Exercise inputs:

◆ ◆ ◆ ◆ ◆

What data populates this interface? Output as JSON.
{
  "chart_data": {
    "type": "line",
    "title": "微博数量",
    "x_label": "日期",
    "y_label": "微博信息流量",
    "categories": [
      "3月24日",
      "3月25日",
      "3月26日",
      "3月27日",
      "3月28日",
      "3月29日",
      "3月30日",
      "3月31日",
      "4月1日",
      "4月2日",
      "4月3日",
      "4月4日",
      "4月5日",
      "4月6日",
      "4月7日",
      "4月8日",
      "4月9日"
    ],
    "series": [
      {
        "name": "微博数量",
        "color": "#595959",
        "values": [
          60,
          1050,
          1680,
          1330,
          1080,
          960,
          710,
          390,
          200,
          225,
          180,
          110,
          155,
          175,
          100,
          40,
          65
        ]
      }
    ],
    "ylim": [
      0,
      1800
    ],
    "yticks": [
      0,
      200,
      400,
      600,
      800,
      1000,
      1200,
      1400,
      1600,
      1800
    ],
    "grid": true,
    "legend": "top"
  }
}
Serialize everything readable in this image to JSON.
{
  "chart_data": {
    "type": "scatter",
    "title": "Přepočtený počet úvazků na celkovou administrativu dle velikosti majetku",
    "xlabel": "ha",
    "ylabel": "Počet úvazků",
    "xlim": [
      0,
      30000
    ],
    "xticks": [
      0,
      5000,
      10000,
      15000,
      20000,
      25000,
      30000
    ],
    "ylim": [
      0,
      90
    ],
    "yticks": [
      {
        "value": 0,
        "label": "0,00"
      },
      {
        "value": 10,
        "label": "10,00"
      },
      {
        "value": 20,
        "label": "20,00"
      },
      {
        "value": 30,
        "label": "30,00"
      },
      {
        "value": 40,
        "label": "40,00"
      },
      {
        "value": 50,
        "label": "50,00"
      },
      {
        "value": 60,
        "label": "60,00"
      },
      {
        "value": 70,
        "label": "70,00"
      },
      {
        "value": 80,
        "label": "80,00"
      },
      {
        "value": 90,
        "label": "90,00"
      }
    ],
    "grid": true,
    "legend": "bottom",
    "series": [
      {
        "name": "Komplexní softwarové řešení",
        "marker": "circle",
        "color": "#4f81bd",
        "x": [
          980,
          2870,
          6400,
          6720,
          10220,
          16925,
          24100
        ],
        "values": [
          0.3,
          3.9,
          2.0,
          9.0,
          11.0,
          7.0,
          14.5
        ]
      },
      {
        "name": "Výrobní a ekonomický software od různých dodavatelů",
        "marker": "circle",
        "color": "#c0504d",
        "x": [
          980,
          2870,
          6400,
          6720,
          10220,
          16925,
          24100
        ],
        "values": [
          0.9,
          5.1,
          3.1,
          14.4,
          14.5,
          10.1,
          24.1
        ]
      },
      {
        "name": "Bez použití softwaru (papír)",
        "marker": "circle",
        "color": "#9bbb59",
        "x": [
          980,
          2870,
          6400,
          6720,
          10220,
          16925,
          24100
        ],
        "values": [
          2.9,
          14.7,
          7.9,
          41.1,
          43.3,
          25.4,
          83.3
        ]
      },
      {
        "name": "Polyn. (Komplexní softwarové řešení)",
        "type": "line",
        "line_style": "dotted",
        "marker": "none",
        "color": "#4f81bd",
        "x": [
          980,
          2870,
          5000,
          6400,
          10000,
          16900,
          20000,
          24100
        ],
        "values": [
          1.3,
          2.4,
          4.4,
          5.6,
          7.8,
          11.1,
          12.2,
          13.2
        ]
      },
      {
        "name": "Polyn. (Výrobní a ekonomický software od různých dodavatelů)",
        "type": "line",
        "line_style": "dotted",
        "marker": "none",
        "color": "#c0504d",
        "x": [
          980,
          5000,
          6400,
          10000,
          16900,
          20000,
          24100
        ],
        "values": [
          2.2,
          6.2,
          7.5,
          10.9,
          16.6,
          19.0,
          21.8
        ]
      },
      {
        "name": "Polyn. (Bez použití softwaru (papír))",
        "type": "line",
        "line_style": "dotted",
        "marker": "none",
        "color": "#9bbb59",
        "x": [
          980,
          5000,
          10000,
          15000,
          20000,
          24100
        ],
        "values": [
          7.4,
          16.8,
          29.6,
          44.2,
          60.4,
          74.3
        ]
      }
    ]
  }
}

◆ ◆ ◆ ◆ ◆

Description of the task: Type out the entries again, word for word.

Result for this exercise:
What data populates this interface? Output as JSON.
{
  "chart_data": {
    "type": "line",
    "title": "微博数量",
    "x_label": "日期",
    "y_label": "微博信息流量",
    "categories": [
      "3月24日",
      "3月25日",
      "3月26日",
      "3月27日",
      "3月28日",
      "3月29日",
      "3月30日",
      "3月31日",
      "4月1日",
      "4月2日",
      "4月3日",
      "4月4日",
      "4月5日",
      "4月6日",
      "4月7日",
      "4月8日",
      "4月9日"
    ],
    "series": [
      {
        "name": "微博数量",
        "color": "#595959",
        "values": [
          60,
          1050,
          1680,
          1330,
          1080,
          960,
          710,
          390,
          200,
          225,
          180,
          110,
          155,
          175,
          100,
          40,
          65
        ]
      }
    ],
    "ylim": [
      0,
      1800
    ],
    "yticks": [
      0,
      200,
      400,
      600,
      800,
      1000,
      1200,
      1400,
      1600,
      1800
    ],
    "grid": true,
    "legend": "top"
  }
}
Serialize everything readable in this image to JSON.
{
  "chart_data": {
    "type": "scatter",
    "title": "Přepočtený počet úvazků na celkovou administrativu dle velikosti majetku",
    "xlabel": "ha",
    "ylabel": "Počet úvazků",
    "xlim": [
      0,
      30000
    ],
    "xticks": [
      0,
      5000,
      10000,
      15000,
      20000,
      25000,
      30000
    ],
    "ylim": [
      0,
      90
    ],
    "yticks": [
      {
        "value": 0,
        "label": "0,00"
      },
      {
        "value": 10,
        "label": "10,00"
      },
      {
        "value": 20,
        "label": "20,00"
      },
      {
        "value": 30,
        "label": "30,00"
      },
      {
        "value": 40,
        "label": "40,00"
      },
      {
        "value": 50,
        "label": "50,00"
      },
      {
        "value": 60,
        "label": "60,00"
      },
      {
        "value": 70,
        "label": "70,00"
      },
      {
        "value": 80,
        "label": "80,00"
      },
      {
        "value": 90,
        "label": "90,00"
      }
    ],
    "grid": true,
    "legend": "bottom",
    "series": [
      {
        "name": "Komplexní softwarové řešení",
        "marker": "circle",
        "color": "#4f81bd",
        "x": [
          980,
          2870,
          6400,
          6720,
          10220,
          16925,
          24100
        ],
        "values": [
          0.3,
          3.9,
          2.0,
          9.0,
          11.0,
          7.0,
          14.5
        ]
      },
      {
        "name": "Výrobní a ekonomický software od různých dodavatelů",
        "marker": "circle",
        "color": "#c0504d",
        "x": [
          980,
          2870,
          6400,
          6720,
          10220,
          16925,
          24100
        ],
        "values": [
          0.9,
          5.1,
          3.1,
          14.4,
          14.5,
          10.1,
          24.1
        ]
      },
      {
        "name": "Bez použití softwaru (papír)",
        "marker": "circle",
        "color": "#9bbb59",
        "x": [
          980,
          2870,
          6400,
          6720,
          10220,
          16925,
          24100
        ],
        "values": [
          2.9,
          14.7,
          7.9,
          41.1,
          43.3,
          25.4,
          83.3
        ]
      },
      {
        "name": "Polyn. (Komplexní softwarové řešení)",
        "type": "line",
        "line_style": "dotted",
        "marker": "none",
        "color": "#4f81bd",
        "x": [
          980,
          2870,
          5000,
          6400,
          10000,
          16900,
          20000,
          24100
        ],
        "values": [
          1.3,
          2.4,
          4.4,
          5.6,
          7.8,
          11.1,
          12.2,
          13.2
        ]
      },
      {
        "name": "Polyn. (Výrobní a ekonomický software od různých dodavatelů)",
        "type": "line",
        "line_style": "dotted",
        "marker": "none",
        "color": "#c0504d",
        "x": [
          980,
          5000,
          6400,
          10000,
          16900,
          20000,
          24100
        ],
        "values": [
          2.2,
          6.2,
          7.5,
          10.9,
          16.6,
          19.0,
          21.8
        ]
      },
      {
        "name": "Polyn. (Bez použití softwaru (papír))",
        "type": "line",
        "line_style": "dotted",
        "marker": "none",
        "color": "#9bbb59",
        "x": [
          980,
          5000,
          10000,
          15000,
          20000,
          24100
        ],
        "values": [
          7.4,
          16.8,
          29.6,
          44.2,
          60.4,
          74.3
        ]
      }
    ]
  }
}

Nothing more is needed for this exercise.